_Exercise requirements_: Show only lines that include "Yields".

═══ Records shown ═══

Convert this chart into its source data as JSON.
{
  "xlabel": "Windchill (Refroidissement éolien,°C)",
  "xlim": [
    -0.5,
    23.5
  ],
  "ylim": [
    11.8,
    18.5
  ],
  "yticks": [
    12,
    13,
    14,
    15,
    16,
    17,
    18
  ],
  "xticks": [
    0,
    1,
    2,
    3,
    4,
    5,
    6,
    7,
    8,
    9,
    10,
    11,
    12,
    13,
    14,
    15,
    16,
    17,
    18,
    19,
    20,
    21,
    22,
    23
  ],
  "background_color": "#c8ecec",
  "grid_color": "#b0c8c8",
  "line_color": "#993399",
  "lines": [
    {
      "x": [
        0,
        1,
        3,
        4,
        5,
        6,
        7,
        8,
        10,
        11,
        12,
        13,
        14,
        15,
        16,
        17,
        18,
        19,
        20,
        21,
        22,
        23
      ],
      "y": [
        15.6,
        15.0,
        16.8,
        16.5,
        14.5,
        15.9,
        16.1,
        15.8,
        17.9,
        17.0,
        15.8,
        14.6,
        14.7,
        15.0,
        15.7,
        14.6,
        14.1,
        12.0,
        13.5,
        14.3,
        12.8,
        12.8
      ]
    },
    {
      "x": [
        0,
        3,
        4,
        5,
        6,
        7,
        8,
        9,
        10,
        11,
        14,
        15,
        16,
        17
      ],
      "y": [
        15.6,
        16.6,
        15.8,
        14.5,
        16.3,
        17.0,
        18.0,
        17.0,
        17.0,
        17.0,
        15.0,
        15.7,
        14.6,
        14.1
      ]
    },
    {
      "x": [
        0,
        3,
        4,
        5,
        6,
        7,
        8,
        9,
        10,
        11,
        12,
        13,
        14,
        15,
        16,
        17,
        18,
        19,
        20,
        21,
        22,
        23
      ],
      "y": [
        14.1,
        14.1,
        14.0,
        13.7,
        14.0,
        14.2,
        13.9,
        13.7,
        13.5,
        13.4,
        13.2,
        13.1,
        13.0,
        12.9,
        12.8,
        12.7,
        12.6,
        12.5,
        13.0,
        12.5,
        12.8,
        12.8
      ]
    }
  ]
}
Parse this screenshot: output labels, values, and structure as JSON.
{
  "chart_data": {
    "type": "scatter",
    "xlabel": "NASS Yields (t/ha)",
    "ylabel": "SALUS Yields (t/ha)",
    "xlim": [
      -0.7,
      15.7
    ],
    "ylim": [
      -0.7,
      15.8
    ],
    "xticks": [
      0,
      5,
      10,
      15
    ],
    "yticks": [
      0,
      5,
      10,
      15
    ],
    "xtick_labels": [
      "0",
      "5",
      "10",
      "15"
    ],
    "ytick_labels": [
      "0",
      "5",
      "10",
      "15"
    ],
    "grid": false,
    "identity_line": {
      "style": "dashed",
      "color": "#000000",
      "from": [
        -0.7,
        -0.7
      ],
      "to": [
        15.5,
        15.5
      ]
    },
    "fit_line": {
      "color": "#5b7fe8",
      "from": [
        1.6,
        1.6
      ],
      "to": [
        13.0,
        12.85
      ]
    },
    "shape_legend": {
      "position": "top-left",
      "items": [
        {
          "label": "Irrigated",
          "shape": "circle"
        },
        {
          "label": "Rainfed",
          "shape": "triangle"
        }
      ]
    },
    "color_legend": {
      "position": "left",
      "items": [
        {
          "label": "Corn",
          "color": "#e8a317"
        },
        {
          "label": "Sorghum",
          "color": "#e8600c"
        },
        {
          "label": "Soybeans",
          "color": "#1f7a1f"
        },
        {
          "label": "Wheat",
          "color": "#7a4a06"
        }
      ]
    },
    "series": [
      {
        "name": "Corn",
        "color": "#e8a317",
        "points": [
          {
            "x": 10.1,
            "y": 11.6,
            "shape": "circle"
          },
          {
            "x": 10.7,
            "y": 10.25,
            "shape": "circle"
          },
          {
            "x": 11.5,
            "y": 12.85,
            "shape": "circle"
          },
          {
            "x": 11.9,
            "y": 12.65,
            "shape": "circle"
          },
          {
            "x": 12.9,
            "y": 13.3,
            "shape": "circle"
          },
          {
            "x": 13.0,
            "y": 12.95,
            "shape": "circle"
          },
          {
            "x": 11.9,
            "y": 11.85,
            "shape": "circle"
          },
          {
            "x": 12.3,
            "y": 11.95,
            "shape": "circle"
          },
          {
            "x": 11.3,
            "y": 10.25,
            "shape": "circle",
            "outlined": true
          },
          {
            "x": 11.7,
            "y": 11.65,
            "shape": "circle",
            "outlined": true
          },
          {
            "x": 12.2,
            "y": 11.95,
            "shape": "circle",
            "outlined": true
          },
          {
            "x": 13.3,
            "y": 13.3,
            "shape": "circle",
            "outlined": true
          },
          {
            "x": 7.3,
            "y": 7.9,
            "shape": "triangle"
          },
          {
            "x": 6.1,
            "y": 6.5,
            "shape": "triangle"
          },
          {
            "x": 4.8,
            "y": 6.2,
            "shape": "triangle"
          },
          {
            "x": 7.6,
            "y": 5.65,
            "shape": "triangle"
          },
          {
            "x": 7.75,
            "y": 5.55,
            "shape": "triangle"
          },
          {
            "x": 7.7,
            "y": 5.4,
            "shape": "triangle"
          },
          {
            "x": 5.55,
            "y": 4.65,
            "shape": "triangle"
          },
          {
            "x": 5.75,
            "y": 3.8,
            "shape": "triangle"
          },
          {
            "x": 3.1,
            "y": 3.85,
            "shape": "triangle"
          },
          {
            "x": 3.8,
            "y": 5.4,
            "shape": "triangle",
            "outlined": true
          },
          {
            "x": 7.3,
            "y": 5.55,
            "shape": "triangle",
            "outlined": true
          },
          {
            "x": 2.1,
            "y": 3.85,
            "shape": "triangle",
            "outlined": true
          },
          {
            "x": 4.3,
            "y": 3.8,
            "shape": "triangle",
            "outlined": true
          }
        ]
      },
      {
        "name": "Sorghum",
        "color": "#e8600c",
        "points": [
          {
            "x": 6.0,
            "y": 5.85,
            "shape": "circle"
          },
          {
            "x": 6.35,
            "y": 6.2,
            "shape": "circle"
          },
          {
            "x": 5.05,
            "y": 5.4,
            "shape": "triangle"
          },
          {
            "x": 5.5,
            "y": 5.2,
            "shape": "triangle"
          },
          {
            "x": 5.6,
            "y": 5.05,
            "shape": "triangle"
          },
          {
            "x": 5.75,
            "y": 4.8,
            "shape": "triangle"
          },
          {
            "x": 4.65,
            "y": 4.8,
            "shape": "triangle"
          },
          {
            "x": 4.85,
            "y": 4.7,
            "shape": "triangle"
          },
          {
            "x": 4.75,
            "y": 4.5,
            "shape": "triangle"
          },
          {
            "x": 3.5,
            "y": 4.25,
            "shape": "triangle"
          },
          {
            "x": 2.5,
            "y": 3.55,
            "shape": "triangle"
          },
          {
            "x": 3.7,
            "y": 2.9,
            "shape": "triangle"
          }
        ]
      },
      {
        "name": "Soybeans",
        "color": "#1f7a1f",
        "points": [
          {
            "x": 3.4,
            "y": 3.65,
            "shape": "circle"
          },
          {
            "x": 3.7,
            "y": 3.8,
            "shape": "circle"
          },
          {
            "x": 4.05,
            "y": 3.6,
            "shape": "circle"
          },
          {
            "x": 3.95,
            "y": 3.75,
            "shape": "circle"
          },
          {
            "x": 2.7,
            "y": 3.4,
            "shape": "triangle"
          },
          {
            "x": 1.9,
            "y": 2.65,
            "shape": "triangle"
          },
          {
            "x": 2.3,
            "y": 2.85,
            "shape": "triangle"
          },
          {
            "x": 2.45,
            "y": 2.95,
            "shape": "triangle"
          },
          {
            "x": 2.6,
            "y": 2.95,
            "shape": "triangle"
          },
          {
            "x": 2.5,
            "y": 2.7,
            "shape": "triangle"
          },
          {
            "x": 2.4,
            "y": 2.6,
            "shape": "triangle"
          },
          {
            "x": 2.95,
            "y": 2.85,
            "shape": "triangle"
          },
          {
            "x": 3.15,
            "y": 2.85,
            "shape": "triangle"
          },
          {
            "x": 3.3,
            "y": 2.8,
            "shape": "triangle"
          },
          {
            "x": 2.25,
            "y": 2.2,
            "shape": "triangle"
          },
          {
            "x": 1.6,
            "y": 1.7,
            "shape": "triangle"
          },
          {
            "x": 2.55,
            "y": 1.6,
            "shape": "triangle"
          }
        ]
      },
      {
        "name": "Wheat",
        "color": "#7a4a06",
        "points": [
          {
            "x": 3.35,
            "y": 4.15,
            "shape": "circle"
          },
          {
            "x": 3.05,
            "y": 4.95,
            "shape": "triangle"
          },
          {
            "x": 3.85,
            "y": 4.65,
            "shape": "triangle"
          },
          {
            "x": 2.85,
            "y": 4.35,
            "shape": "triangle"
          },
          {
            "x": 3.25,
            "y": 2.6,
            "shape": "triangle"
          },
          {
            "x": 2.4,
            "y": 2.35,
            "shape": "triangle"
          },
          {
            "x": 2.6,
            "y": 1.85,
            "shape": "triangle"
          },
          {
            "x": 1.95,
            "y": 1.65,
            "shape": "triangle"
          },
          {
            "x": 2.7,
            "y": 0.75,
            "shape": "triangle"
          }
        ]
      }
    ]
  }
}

═══

_Complete answer_:
    "xlabel": "NASS Yields (t/ha)",
    "ylabel": "SALUS Yields (t/ha)",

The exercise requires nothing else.